• **Written instruction**
Locate every line in the records below that contains the word "Dólares", and copy each one.

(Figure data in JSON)
───

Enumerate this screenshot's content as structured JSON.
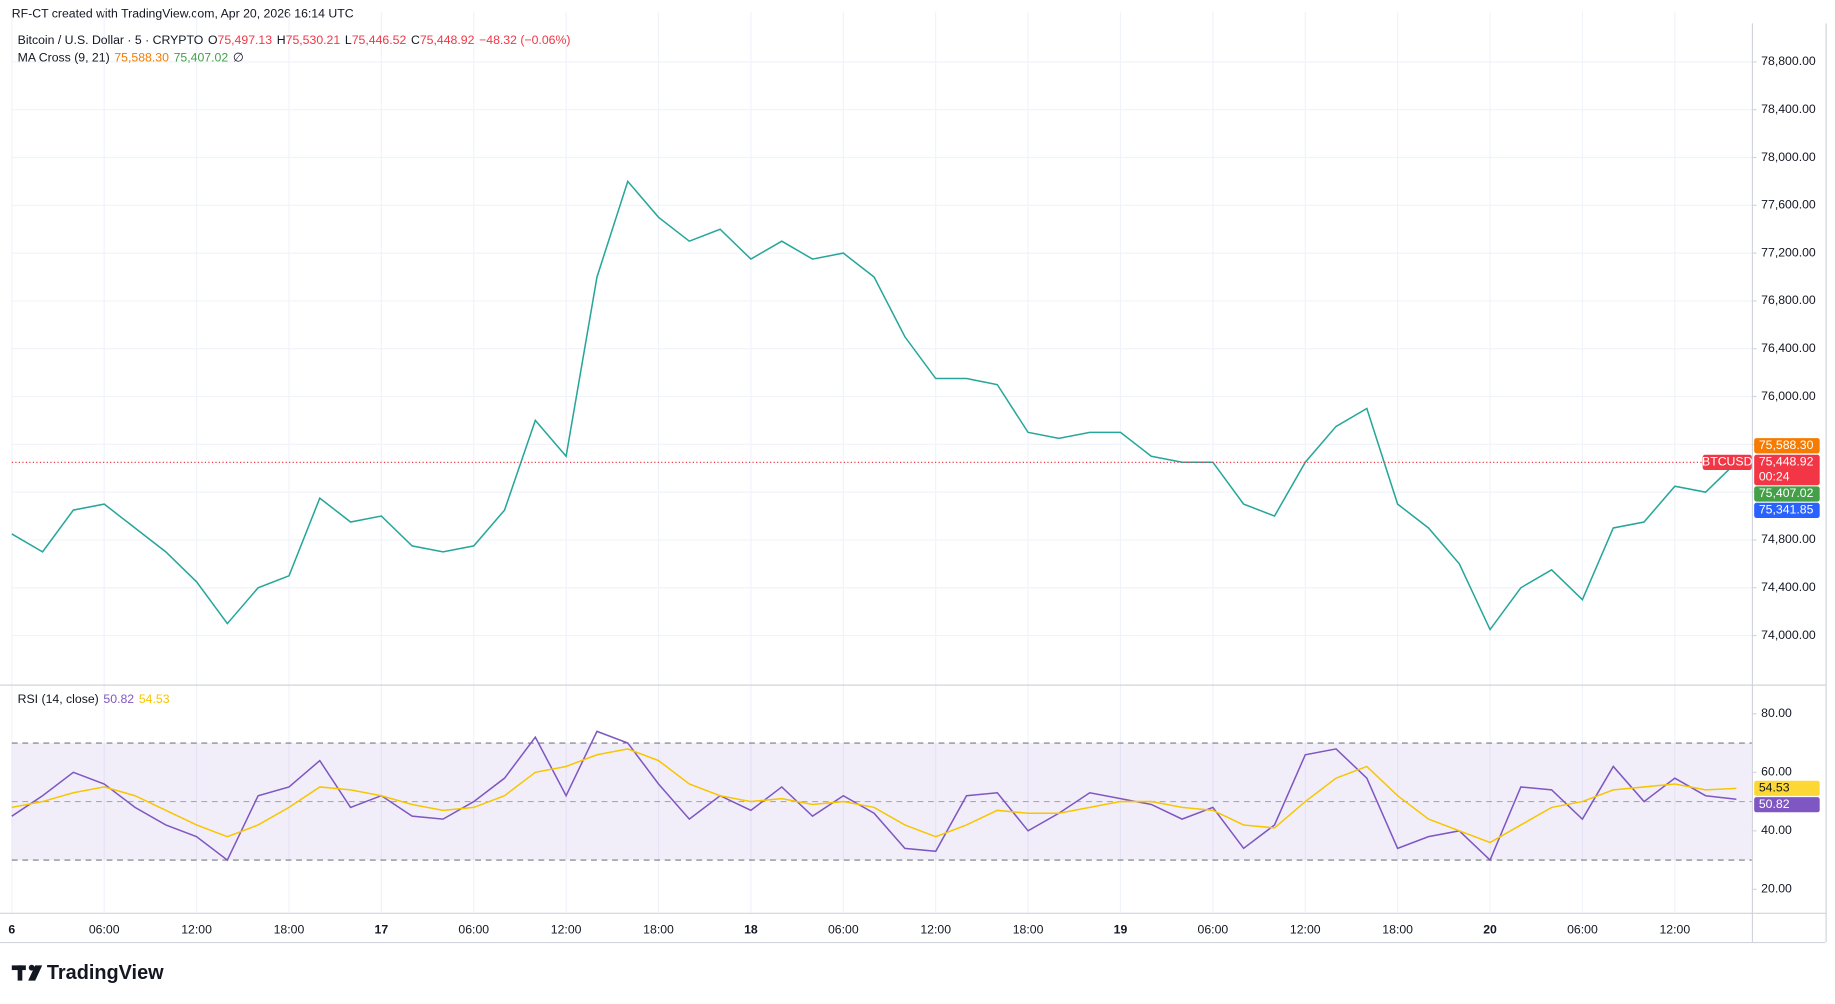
{
  "header": {
    "text": "RF-CT created with TradingView.com, Apr 20, 2026 16:14 UTC"
  },
  "chart_data": [
    {
      "type": "line",
      "title": "Bitcoin / U.S. Dollar · 5 · CRYPTO",
      "ohlc": [
        {
          "key": "O",
          "value": "75,497.13"
        },
        {
          "key": "H",
          "value": "75,530.21"
        },
        {
          "key": "L",
          "value": "75,446.52"
        },
        {
          "key": "C",
          "value": "75,448.92"
        }
      ],
      "change": "−48.32 (−0.06%)",
      "change_color": "#f23645",
      "indicator": {
        "title": "MA Cross (9, 21)",
        "values": [
          {
            "text": "75,588.30",
            "color": "#f57c00"
          },
          {
            "text": "75,407.02",
            "color": "#43a047"
          }
        ],
        "extra": "∅"
      },
      "x": [
        0,
        2,
        4,
        6,
        8,
        10,
        12,
        14,
        16,
        18,
        20,
        22,
        24,
        26,
        28,
        30,
        32,
        34,
        36,
        38,
        40,
        42,
        44,
        46,
        48,
        50,
        52,
        54,
        56,
        58,
        60,
        62,
        64,
        66,
        68,
        70,
        72,
        74,
        76,
        78,
        80,
        82,
        84,
        86,
        88,
        90,
        92,
        94,
        96,
        98,
        100,
        102,
        104,
        106,
        108,
        110,
        112
      ],
      "xlim": [
        0,
        113
      ],
      "xticks": [
        {
          "value": 0,
          "label": "6"
        },
        {
          "value": 6,
          "label": "06:00"
        },
        {
          "value": 12,
          "label": "12:00"
        },
        {
          "value": 18,
          "label": "18:00"
        },
        {
          "value": 24,
          "label": "17"
        },
        {
          "value": 30,
          "label": "06:00"
        },
        {
          "value": 36,
          "label": "12:00"
        },
        {
          "value": 42,
          "label": "18:00"
        },
        {
          "value": 48,
          "label": "18"
        },
        {
          "value": 54,
          "label": "06:00"
        },
        {
          "value": 60,
          "label": "12:00"
        },
        {
          "value": 66,
          "label": "18:00"
        },
        {
          "value": 72,
          "label": "19"
        },
        {
          "value": 78,
          "label": "06:00"
        },
        {
          "value": 84,
          "label": "12:00"
        },
        {
          "value": 90,
          "label": "18:00"
        },
        {
          "value": 96,
          "label": "20"
        },
        {
          "value": 102,
          "label": "06:00"
        },
        {
          "value": 108,
          "label": "12:00"
        }
      ],
      "series": [
        {
          "color": "#26a69a",
          "values": [
            74850,
            74700,
            75050,
            75100,
            74900,
            74700,
            74450,
            74100,
            74400,
            74500,
            75150,
            74950,
            75000,
            74750,
            74700,
            74750,
            75050,
            75800,
            75500,
            77000,
            77800,
            77500,
            77300,
            77400,
            77150,
            77300,
            77150,
            77200,
            77000,
            76500,
            76150,
            76150,
            76100,
            75700,
            75650,
            75700,
            75700,
            75500,
            75450,
            75450,
            75100,
            75000,
            75450,
            75750,
            75900,
            75100,
            74900,
            74600,
            74050,
            74400,
            74550,
            74300,
            74900,
            74950,
            75250,
            75200,
            75448.92
          ]
        }
      ],
      "ylim": [
        73590,
        79220
      ],
      "yticks": [
        {
          "value": 74000,
          "label": "74,000.00"
        },
        {
          "value": 74400,
          "label": "74,400.00"
        },
        {
          "value": 74800,
          "label": "74,800.00"
        },
        {
          "value": 75200,
          "label": "75,200.00"
        },
        {
          "value": 75600,
          "label": "75,600.00"
        },
        {
          "value": 76000,
          "label": "76,000.00"
        },
        {
          "value": 76400,
          "label": "76,400.00"
        },
        {
          "value": 76800,
          "label": "76,800.00"
        },
        {
          "value": 77200,
          "label": "77,200.00"
        },
        {
          "value": 77600,
          "label": "77,600.00"
        },
        {
          "value": 78000,
          "label": "78,000.00"
        },
        {
          "value": 78400,
          "label": "78,400.00"
        },
        {
          "value": 78800,
          "label": "78,800.00"
        }
      ],
      "grid": true,
      "price_tags": [
        {
          "value": 75588.3,
          "label": "75,588.30",
          "color": "#f57c00"
        },
        {
          "value": 75448.92,
          "label": "75,448.92",
          "color": "#f23645",
          "symbol": "BTCUSD",
          "countdown": "00:24"
        },
        {
          "value": 75407.02,
          "label": "75,407.02",
          "color": "#43a047"
        },
        {
          "value": 75341.85,
          "label": "75,341.85",
          "color": "#2962ff"
        }
      ]
    },
    {
      "type": "line",
      "title": "RSI (14, close)",
      "legend_values": [
        {
          "text": "50.82",
          "color": "#7e57c2"
        },
        {
          "text": "54.53",
          "color": "#f7c600"
        }
      ],
      "series": [
        {
          "color": "#7e57c2",
          "values": [
            45,
            52,
            60,
            56,
            48,
            42,
            38,
            30,
            52,
            55,
            64,
            48,
            52,
            45,
            44,
            50,
            58,
            72,
            52,
            74,
            70,
            56,
            44,
            52,
            47,
            55,
            45,
            52,
            46,
            34,
            33,
            52,
            53,
            40,
            46,
            53,
            51,
            49,
            44,
            48,
            34,
            42,
            66,
            68,
            58,
            34,
            38,
            40,
            30,
            55,
            54,
            44,
            62,
            50,
            58,
            52,
            50.82
          ]
        },
        {
          "color": "#f7c600",
          "values": [
            48,
            50,
            53,
            55,
            52,
            47,
            42,
            38,
            42,
            48,
            55,
            54,
            52,
            49,
            47,
            48,
            52,
            60,
            62,
            66,
            68,
            64,
            56,
            52,
            50,
            51,
            49,
            50,
            48,
            42,
            38,
            42,
            47,
            46,
            46,
            48,
            50,
            50,
            48,
            47,
            42,
            41,
            50,
            58,
            62,
            52,
            44,
            40,
            36,
            42,
            48,
            50,
            54,
            55,
            56,
            54,
            54.53
          ]
        }
      ],
      "ylim": [
        12,
        88
      ],
      "yticks": [
        {
          "value": 20,
          "label": "20.00"
        },
        {
          "value": 40,
          "label": "40.00"
        },
        {
          "value": 60,
          "label": "60.00"
        },
        {
          "value": 80,
          "label": "80.00"
        }
      ],
      "band": [
        30,
        70
      ],
      "midline": 50,
      "tags": [
        {
          "value": 54.53,
          "label": "54.53",
          "color": "#fdd835"
        },
        {
          "value": 50.82,
          "label": "50.82",
          "color": "#7e57c2"
        }
      ]
    }
  ],
  "footer": {
    "logo": "TradingView"
  }
}
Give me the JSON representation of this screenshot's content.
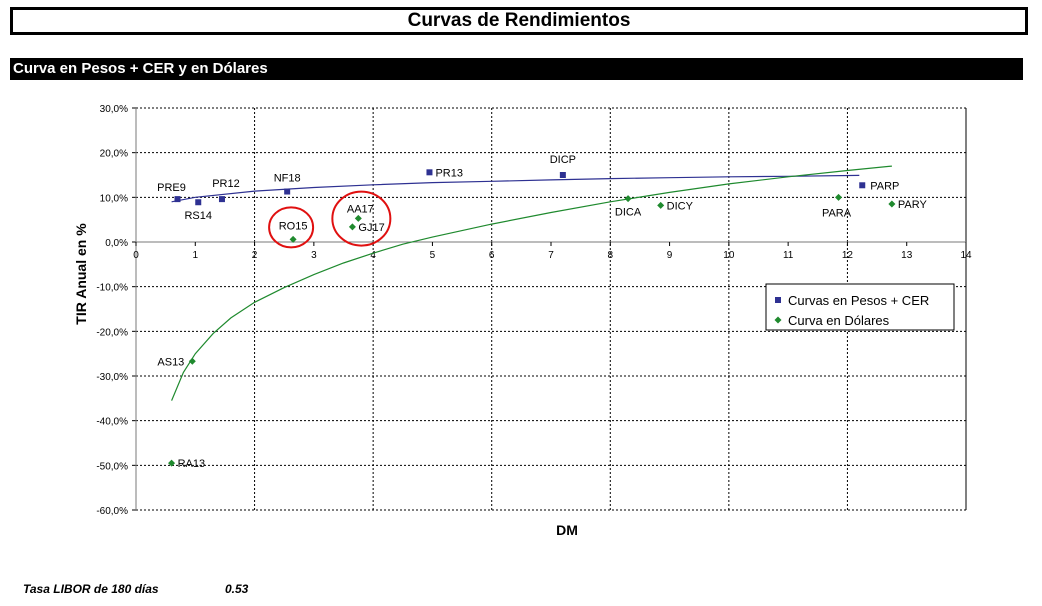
{
  "page": {
    "title": "Curvas de Rendimientos",
    "section": "Curva en Pesos + CER y en Dólares"
  },
  "footer": {
    "libor_label": "Tasa LIBOR de 180 días",
    "libor_value": "0.53"
  },
  "chart_data": {
    "type": "scatter",
    "xlabel": "DM",
    "ylabel": "TIR Anual en %",
    "xlim": [
      0,
      14
    ],
    "ylim": [
      -60,
      30
    ],
    "x_ticks": [
      0,
      1,
      2,
      3,
      4,
      5,
      6,
      7,
      8,
      9,
      10,
      11,
      12,
      13,
      14
    ],
    "y_ticks": [
      30,
      20,
      10,
      0,
      -10,
      -20,
      -30,
      -40,
      -50,
      -60
    ],
    "y_tick_labels": [
      "30,0%",
      "20,0%",
      "10,0%",
      "0,0%",
      "-10,0%",
      "-20,0%",
      "-30,0%",
      "-40,0%",
      "-50,0%",
      "-60,0%"
    ],
    "grid": true,
    "legend_position": "right",
    "series": [
      {
        "name": "Curvas en Pesos + CER",
        "marker": "square",
        "color": "#2e3192",
        "points": [
          {
            "label": "PRE9",
            "x": 0.7,
            "y": 9.6
          },
          {
            "label": "RS14",
            "x": 1.05,
            "y": 8.9
          },
          {
            "label": "PR12",
            "x": 1.45,
            "y": 9.6
          },
          {
            "label": "NF18",
            "x": 2.55,
            "y": 11.3
          },
          {
            "label": "PR13",
            "x": 4.95,
            "y": 15.6
          },
          {
            "label": "DICP",
            "x": 7.2,
            "y": 15.0
          },
          {
            "label": "PARP",
            "x": 12.25,
            "y": 12.7
          }
        ],
        "trend": [
          [
            0.6,
            9.0
          ],
          [
            1.0,
            10.0
          ],
          [
            2.0,
            11.4
          ],
          [
            3.0,
            12.2
          ],
          [
            4.0,
            12.8
          ],
          [
            5.0,
            13.3
          ],
          [
            6.0,
            13.6
          ],
          [
            7.0,
            13.9
          ],
          [
            8.0,
            14.2
          ],
          [
            9.0,
            14.4
          ],
          [
            10.0,
            14.6
          ],
          [
            11.0,
            14.7
          ],
          [
            12.2,
            14.9
          ]
        ]
      },
      {
        "name": "Curva en Dólares",
        "marker": "diamond",
        "color": "#1f8a2e",
        "points": [
          {
            "label": "RA13",
            "x": 0.6,
            "y": -49.5
          },
          {
            "label": "AS13",
            "x": 0.95,
            "y": -26.7
          },
          {
            "label": "RO15",
            "x": 2.65,
            "y": 0.6
          },
          {
            "label": "AA17",
            "x": 3.75,
            "y": 5.3
          },
          {
            "label": "GJ17",
            "x": 3.65,
            "y": 3.4
          },
          {
            "label": "DICA",
            "x": 8.3,
            "y": 9.7
          },
          {
            "label": "DICY",
            "x": 8.85,
            "y": 8.2
          },
          {
            "label": "PARA",
            "x": 11.85,
            "y": 10.0
          },
          {
            "label": "PARY",
            "x": 12.75,
            "y": 8.5
          }
        ],
        "trend": [
          [
            0.6,
            -35.5
          ],
          [
            0.8,
            -29.2
          ],
          [
            1.0,
            -25.0
          ],
          [
            1.3,
            -20.5
          ],
          [
            1.6,
            -17.0
          ],
          [
            2.0,
            -13.5
          ],
          [
            2.5,
            -10.2
          ],
          [
            3.0,
            -7.3
          ],
          [
            3.5,
            -4.7
          ],
          [
            4.0,
            -2.5
          ],
          [
            4.5,
            -0.5
          ],
          [
            5.0,
            1.1
          ],
          [
            6.0,
            4.0
          ],
          [
            7.0,
            6.6
          ],
          [
            8.0,
            9.0
          ],
          [
            9.0,
            11.1
          ],
          [
            10.0,
            13.0
          ],
          [
            11.0,
            14.6
          ],
          [
            12.0,
            16.0
          ],
          [
            12.75,
            17.0
          ]
        ]
      }
    ],
    "circled_labels": [
      "RO15",
      "AA17",
      "GJ17"
    ]
  }
}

───

• **Correct result**
    "section": "Curva en Pesos + CER y en Dólares"
        "name": "Curva en Dólares",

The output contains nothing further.